Instructions to follow
Return each line of the records below verbatim, with no changes.

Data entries
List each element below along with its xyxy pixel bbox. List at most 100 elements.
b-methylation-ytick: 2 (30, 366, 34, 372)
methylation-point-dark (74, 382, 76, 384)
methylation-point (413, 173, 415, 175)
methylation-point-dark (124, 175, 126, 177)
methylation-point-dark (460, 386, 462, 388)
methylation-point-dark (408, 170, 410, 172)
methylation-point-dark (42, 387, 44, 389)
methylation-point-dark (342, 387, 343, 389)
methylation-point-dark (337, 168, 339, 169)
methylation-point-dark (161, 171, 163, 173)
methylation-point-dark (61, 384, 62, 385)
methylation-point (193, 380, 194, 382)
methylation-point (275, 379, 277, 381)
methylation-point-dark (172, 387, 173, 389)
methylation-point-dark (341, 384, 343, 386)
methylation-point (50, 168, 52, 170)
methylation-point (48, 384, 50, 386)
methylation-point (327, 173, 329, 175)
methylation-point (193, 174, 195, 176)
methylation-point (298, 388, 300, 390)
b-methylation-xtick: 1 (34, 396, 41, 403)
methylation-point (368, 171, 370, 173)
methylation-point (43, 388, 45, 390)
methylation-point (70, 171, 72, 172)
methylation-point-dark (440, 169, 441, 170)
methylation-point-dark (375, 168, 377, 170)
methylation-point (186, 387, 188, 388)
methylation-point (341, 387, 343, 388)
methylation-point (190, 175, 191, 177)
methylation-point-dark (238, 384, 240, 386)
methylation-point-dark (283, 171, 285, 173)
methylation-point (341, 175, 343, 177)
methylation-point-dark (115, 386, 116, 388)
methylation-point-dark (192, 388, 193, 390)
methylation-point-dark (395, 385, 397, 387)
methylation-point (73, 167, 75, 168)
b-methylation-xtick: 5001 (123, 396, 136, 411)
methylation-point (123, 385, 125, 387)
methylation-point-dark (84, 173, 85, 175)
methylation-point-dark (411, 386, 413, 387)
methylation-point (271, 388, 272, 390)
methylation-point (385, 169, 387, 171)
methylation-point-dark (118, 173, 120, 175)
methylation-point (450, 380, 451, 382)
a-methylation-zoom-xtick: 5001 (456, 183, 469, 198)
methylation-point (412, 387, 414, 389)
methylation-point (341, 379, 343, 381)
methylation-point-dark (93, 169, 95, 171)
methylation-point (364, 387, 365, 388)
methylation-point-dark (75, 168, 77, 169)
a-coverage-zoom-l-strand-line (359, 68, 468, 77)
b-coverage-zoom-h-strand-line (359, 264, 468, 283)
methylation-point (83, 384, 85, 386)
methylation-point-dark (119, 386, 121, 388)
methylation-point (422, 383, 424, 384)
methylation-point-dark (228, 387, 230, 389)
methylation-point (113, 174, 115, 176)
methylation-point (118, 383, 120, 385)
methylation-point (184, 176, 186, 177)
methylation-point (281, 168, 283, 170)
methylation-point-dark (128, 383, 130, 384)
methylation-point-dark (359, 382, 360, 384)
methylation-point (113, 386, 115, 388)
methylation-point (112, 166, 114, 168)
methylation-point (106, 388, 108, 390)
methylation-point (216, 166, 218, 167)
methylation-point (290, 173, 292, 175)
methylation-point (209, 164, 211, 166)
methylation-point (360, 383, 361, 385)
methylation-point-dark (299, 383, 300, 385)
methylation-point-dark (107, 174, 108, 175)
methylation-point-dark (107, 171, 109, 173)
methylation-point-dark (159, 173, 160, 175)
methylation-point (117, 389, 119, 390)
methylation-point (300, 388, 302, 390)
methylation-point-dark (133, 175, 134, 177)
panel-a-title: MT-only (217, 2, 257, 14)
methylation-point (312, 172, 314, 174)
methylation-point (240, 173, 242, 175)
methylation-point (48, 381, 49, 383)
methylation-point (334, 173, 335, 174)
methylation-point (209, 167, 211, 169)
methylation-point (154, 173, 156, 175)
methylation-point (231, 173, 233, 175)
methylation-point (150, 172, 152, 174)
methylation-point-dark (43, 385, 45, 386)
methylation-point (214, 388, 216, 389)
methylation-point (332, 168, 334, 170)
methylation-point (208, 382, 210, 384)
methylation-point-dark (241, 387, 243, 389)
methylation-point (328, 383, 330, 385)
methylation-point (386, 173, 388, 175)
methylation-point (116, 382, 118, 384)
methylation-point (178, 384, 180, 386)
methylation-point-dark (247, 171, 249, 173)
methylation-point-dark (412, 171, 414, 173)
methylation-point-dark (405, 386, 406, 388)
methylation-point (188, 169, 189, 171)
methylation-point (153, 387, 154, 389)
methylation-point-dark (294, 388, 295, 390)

Full response
List each element below along with its xyxy pixel bbox. List at most 100 elements.
b-methylation-ytick: 2 (30, 366, 34, 372)
methylation-point-dark (74, 382, 76, 384)
methylation-point (413, 173, 415, 175)
methylation-point-dark (124, 175, 126, 177)
methylation-point-dark (460, 386, 462, 388)
methylation-point-dark (408, 170, 410, 172)
methylation-point-dark (42, 387, 44, 389)
methylation-point-dark (342, 387, 343, 389)
methylation-point-dark (337, 168, 339, 169)
methylation-point-dark (161, 171, 163, 173)
methylation-point-dark (61, 384, 62, 385)
methylation-point (193, 380, 194, 382)
methylation-point (275, 379, 277, 381)
methylation-point-dark (172, 387, 173, 389)
methylation-point-dark (341, 384, 343, 386)
methylation-point (50, 168, 52, 170)
methylation-point (48, 384, 50, 386)
methylation-point (327, 173, 329, 175)
methylation-point (193, 174, 195, 176)
methylation-point (298, 388, 300, 390)
b-methylation-xtick: 1 (34, 396, 41, 403)
methylation-point (368, 171, 370, 173)
methylation-point (43, 388, 45, 390)
methylation-point (70, 171, 72, 172)
methylation-point-dark (440, 169, 441, 170)
methylation-point-dark (375, 168, 377, 170)
methylation-point (186, 387, 188, 388)
methylation-point (341, 387, 343, 388)
methylation-point (190, 175, 191, 177)
methylation-point-dark (238, 384, 240, 386)
methylation-point-dark (283, 171, 285, 173)
methylation-point (341, 175, 343, 177)
methylation-point-dark (115, 386, 116, 388)
methylation-point-dark (192, 388, 193, 390)
methylation-point-dark (395, 385, 397, 387)
methylation-point (73, 167, 75, 168)
b-methylation-xtick: 5001 (123, 396, 136, 411)
methylation-point (123, 385, 125, 387)
methylation-point-dark (84, 173, 85, 175)
methylation-point-dark (411, 386, 413, 387)
methylation-point (271, 388, 272, 390)
methylation-point (385, 169, 387, 171)
methylation-point-dark (118, 173, 120, 175)
methylation-point (450, 380, 451, 382)
a-methylation-zoom-xtick: 5001 (456, 183, 469, 198)
methylation-point (412, 387, 414, 389)
methylation-point (341, 379, 343, 381)
methylation-point-dark (93, 169, 95, 171)
methylation-point (364, 387, 365, 388)
methylation-point-dark (75, 168, 77, 169)
a-coverage-zoom-l-strand-line (359, 68, 468, 77)
b-coverage-zoom-h-strand-line (359, 264, 468, 283)
methylation-point (83, 384, 85, 386)
methylation-point-dark (119, 386, 121, 388)
methylation-point (422, 383, 424, 384)
methylation-point-dark (228, 387, 230, 389)
methylation-point (113, 174, 115, 176)
methylation-point (118, 383, 120, 385)
methylation-point (184, 176, 186, 177)
methylation-point (281, 168, 283, 170)
methylation-point-dark (128, 383, 130, 384)
methylation-point-dark (359, 382, 360, 384)
methylation-point (113, 386, 115, 388)
methylation-point (112, 166, 114, 168)
methylation-point (106, 388, 108, 390)
methylation-point (216, 166, 218, 167)
methylation-point (290, 173, 292, 175)
methylation-point (209, 164, 211, 166)
methylation-point (360, 383, 361, 385)
methylation-point-dark (299, 383, 300, 385)
methylation-point-dark (107, 174, 108, 175)
methylation-point-dark (107, 171, 109, 173)
methylation-point-dark (159, 173, 160, 175)
methylation-point (117, 389, 119, 390)
methylation-point (300, 388, 302, 390)
methylation-point-dark (133, 175, 134, 177)
panel-a-title: MT-only (217, 2, 257, 14)
methylation-point (312, 172, 314, 174)
methylation-point (240, 173, 242, 175)
methylation-point (48, 381, 49, 383)
methylation-point (334, 173, 335, 174)
methylation-point (209, 167, 211, 169)
methylation-point (154, 173, 156, 175)
methylation-point (231, 173, 233, 175)
methylation-point (150, 172, 152, 174)
methylation-point-dark (43, 385, 45, 386)
methylation-point (214, 388, 216, 389)
methylation-point (332, 168, 334, 170)
methylation-point (208, 382, 210, 384)
methylation-point-dark (241, 387, 243, 389)
methylation-point (328, 383, 330, 385)
methylation-point (386, 173, 388, 175)
methylation-point (116, 382, 118, 384)
methylation-point (178, 384, 180, 386)
methylation-point-dark (247, 171, 249, 173)
methylation-point-dark (412, 171, 414, 173)
methylation-point-dark (405, 386, 406, 388)
methylation-point (188, 169, 189, 171)
methylation-point (153, 387, 154, 389)
methylation-point-dark (294, 388, 295, 390)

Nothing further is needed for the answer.